| EXERCISE INSTRUCTIONS |
Copy every line of the listing exactly.

>> begin PROVIDED DATA

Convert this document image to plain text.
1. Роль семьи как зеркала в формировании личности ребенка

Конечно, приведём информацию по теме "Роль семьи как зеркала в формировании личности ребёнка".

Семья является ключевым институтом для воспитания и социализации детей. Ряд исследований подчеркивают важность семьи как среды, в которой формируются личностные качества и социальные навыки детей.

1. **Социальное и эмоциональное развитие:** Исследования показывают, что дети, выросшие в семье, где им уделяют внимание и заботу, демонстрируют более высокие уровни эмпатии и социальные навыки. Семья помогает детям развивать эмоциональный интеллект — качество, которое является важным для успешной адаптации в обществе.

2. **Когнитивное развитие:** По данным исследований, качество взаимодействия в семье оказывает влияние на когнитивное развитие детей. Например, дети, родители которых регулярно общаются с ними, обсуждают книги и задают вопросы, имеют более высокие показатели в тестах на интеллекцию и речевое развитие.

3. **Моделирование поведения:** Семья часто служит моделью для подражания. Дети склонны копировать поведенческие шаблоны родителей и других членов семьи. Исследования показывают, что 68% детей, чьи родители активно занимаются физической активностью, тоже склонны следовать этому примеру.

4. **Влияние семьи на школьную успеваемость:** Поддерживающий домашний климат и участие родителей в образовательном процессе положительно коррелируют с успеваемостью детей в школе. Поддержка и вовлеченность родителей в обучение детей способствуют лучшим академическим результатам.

>> end PROVIDED DATA

| RESPONSE FOR THIS EXERCISE |
Convert this document image to plain text.
1. Роль семьи как зеркала в формировании личности ребенка

Конечно, приведём информацию по теме "Роль семьи как зеркала в формировании личности ребёнка".

Семья является ключевым институтом для воспитания и социализации детей. Ряд исследований подчеркивают важность семьи как среды, в которой формируются личностные качества и социальные навыки детей.

1. **Социальное и эмоциональное развитие:** Исследования показывают, что дети, выросшие в семье, где им уделяют внимание и заботу, демонстрируют более высокие уровни эмпатии и социальные навыки. Семья помогает детям развивать эмоциональный интеллект — качество, которое является важным для успешной адаптации в обществе.

2. **Когнитивное развитие:** По данным исследований, качество взаимодействия в семье оказывает влияние на когнитивное развитие детей. Например, дети, родители которых регулярно общаются с ними, обсуждают книги и задают вопросы, имеют более высокие показатели в тестах на интеллекцию и речевое развитие.

3. **Моделирование поведения:** Семья часто служит моделью для подражания. Дети склонны копировать поведенческие шаблоны родителей и других членов семьи. Исследования показывают, что 68% детей, чьи родители активно занимаются физической активностью, тоже склонны следовать этому примеру.

4. **Влияние семьи на школьную успеваемость:** Поддерживающий домашний климат и участие родителей в образовательном процессе положительно коррелируют с успеваемостью детей в школе. Поддержка и вовлеченность родителей в обучение детей способствуют лучшим академическим результатам.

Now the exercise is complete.